# Working data
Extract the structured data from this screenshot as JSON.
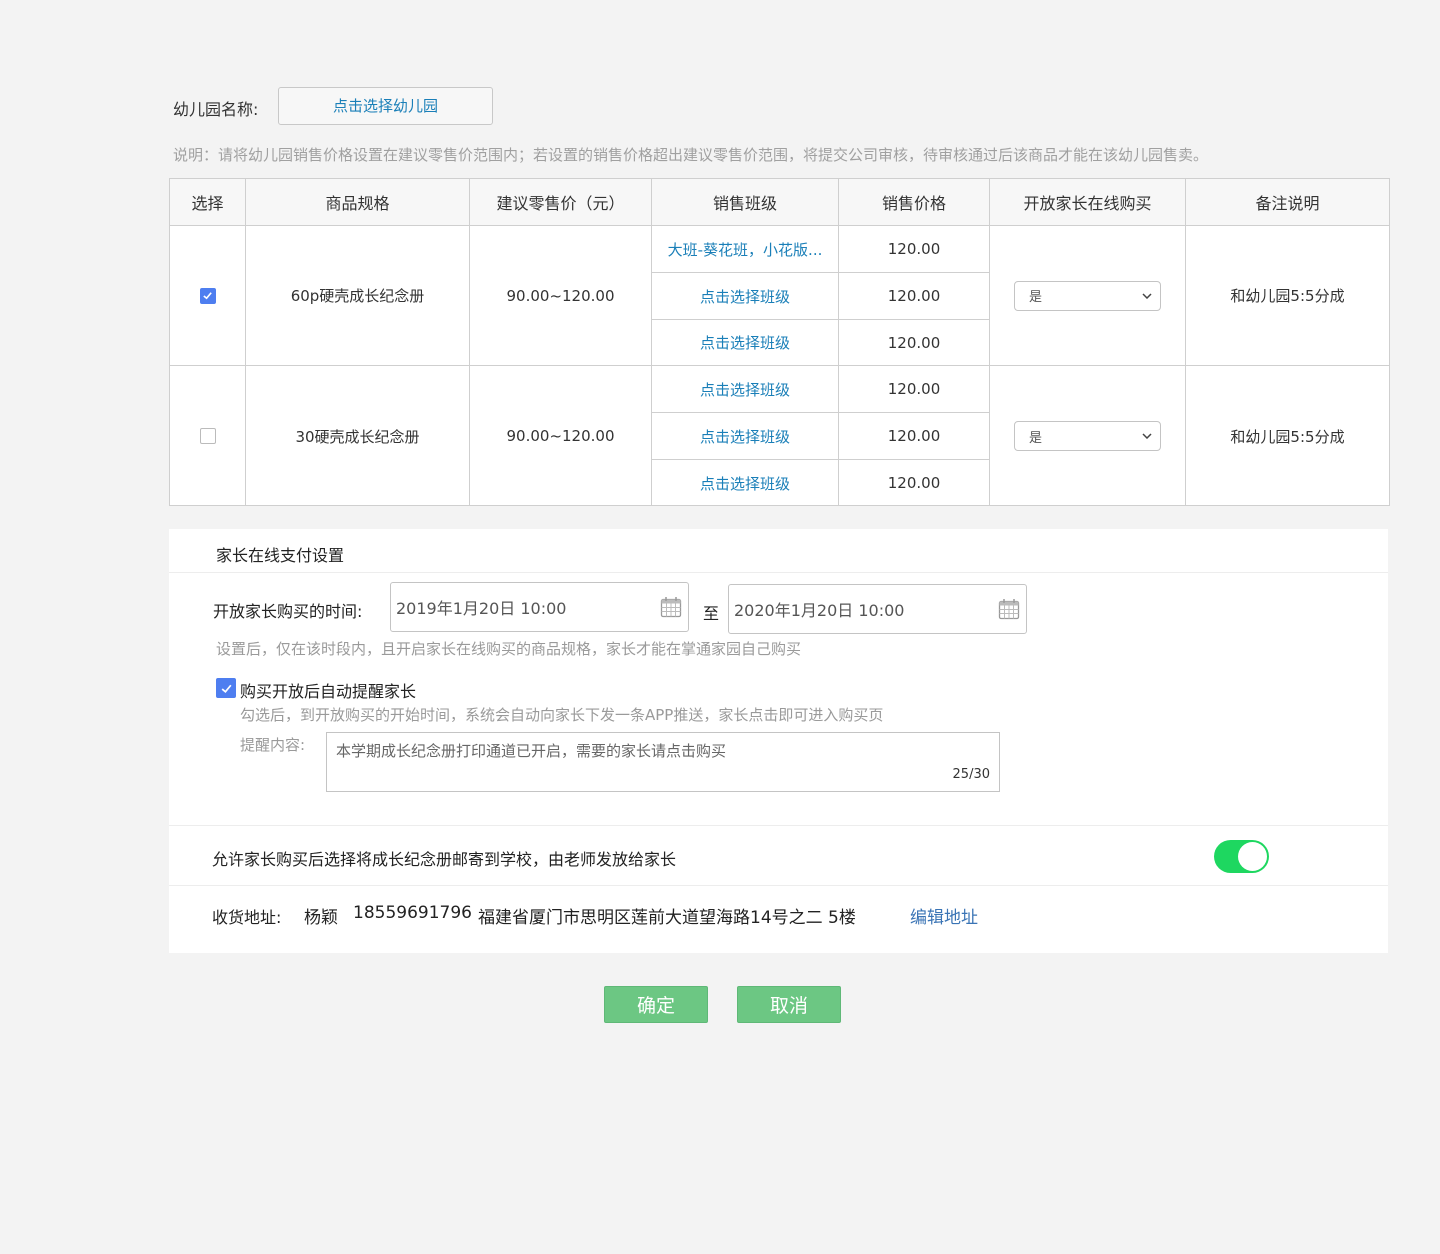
{
  "kindergarten": {
    "label": "幼儿园名称:",
    "button": "点击选择幼儿园"
  },
  "note": "说明：请将幼儿园销售价格设置在建议零售价范围内；若设置的销售价格超出建议零售价范围，将提交公司审核，待审核通过后该商品才能在该幼儿园售卖。",
  "table": {
    "headers": [
      "选择",
      "商品规格",
      "建议零售价（元）",
      "销售班级",
      "销售价格",
      "开放家长在线购买",
      "备注说明"
    ],
    "rows": [
      {
        "checked": true,
        "spec": "60p硬壳成长纪念册",
        "suggested_price": "90.00~120.00",
        "classes": [
          {
            "label": "大班-葵花班，小花版...",
            "price": "120.00"
          },
          {
            "label": "点击选择班级",
            "price": "120.00"
          },
          {
            "label": "点击选择班级",
            "price": "120.00"
          }
        ],
        "open_online": "是",
        "remark": "和幼儿园5:5分成"
      },
      {
        "checked": false,
        "spec": "30硬壳成长纪念册",
        "suggested_price": "90.00~120.00",
        "classes": [
          {
            "label": "点击选择班级",
            "price": "120.00"
          },
          {
            "label": "点击选择班级",
            "price": "120.00"
          },
          {
            "label": "点击选择班级",
            "price": "120.00"
          }
        ],
        "open_online": "是",
        "remark": "和幼儿园5:5分成"
      }
    ]
  },
  "payment": {
    "title": "家长在线支付设置",
    "time_label": "开放家长购买的时间:",
    "start_date": "2019年1月20日 10:00",
    "to": "至",
    "end_date": "2020年1月20日 10:00",
    "time_hint": "设置后，仅在该时段内，且开启家长在线购买的商品规格，家长才能在掌通家园自己购买",
    "remind_checked": true,
    "remind_label": "购买开放后自动提醒家长",
    "remind_hint": "勾选后，到开放购买的开始时间，系统会自动向家长下发一条APP推送，家长点击即可进入购买页",
    "content_label": "提醒内容:",
    "content_value": "本学期成长纪念册打印通道已开启，需要的家长请点击购买",
    "counter": "25/30",
    "mail_label": "允许家长购买后选择将成长纪念册邮寄到学校，由老师发放给家长",
    "mail_enabled": true,
    "address_label": "收货地址:",
    "address_name": "杨颖",
    "address_phone": "18559691796",
    "address_detail": "福建省厦门市思明区莲前大道望海路14号之二 5楼",
    "edit_address": "编辑地址"
  },
  "actions": {
    "confirm": "确定",
    "cancel": "取消"
  },
  "colors": {
    "link": "#1a7fb8",
    "primary_button": "#6cc783",
    "toggle_on": "#1ed760",
    "checkbox": "#4e7ef0"
  }
}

# Instructions for the task
All of the records above must be copied exactly, except for the pictures.

# The answer
Extract the structured data from this screenshot as JSON.
{
  "kindergarten": {
    "label": "幼儿园名称:",
    "button": "点击选择幼儿园"
  },
  "note": "说明：请将幼儿园销售价格设置在建议零售价范围内；若设置的销售价格超出建议零售价范围，将提交公司审核，待审核通过后该商品才能在该幼儿园售卖。",
  "table": {
    "headers": [
      "选择",
      "商品规格",
      "建议零售价（元）",
      "销售班级",
      "销售价格",
      "开放家长在线购买",
      "备注说明"
    ],
    "rows": [
      {
        "checked": true,
        "spec": "60p硬壳成长纪念册",
        "suggested_price": "90.00~120.00",
        "classes": [
          {
            "label": "大班-葵花班，小花版...",
            "price": "120.00"
          },
          {
            "label": "点击选择班级",
            "price": "120.00"
          },
          {
            "label": "点击选择班级",
            "price": "120.00"
          }
        ],
        "open_online": "是",
        "remark": "和幼儿园5:5分成"
      },
      {
        "checked": false,
        "spec": "30硬壳成长纪念册",
        "suggested_price": "90.00~120.00",
        "classes": [
          {
            "label": "点击选择班级",
            "price": "120.00"
          },
          {
            "label": "点击选择班级",
            "price": "120.00"
          },
          {
            "label": "点击选择班级",
            "price": "120.00"
          }
        ],
        "open_online": "是",
        "remark": "和幼儿园5:5分成"
      }
    ]
  },
  "payment": {
    "title": "家长在线支付设置",
    "time_label": "开放家长购买的时间:",
    "start_date": "2019年1月20日 10:00",
    "to": "至",
    "end_date": "2020年1月20日 10:00",
    "time_hint": "设置后，仅在该时段内，且开启家长在线购买的商品规格，家长才能在掌通家园自己购买",
    "remind_checked": true,
    "remind_label": "购买开放后自动提醒家长",
    "remind_hint": "勾选后，到开放购买的开始时间，系统会自动向家长下发一条APP推送，家长点击即可进入购买页",
    "content_label": "提醒内容:",
    "content_value": "本学期成长纪念册打印通道已开启，需要的家长请点击购买",
    "counter": "25/30",
    "mail_label": "允许家长购买后选择将成长纪念册邮寄到学校，由老师发放给家长",
    "mail_enabled": true,
    "address_label": "收货地址:",
    "address_name": "杨颖",
    "address_phone": "18559691796",
    "address_detail": "福建省厦门市思明区莲前大道望海路14号之二 5楼",
    "edit_address": "编辑地址"
  },
  "actions": {
    "confirm": "确定",
    "cancel": "取消"
  },
  "colors": {
    "link": "#1a7fb8",
    "primary_button": "#6cc783",
    "toggle_on": "#1ed760",
    "checkbox": "#4e7ef0"
  }
}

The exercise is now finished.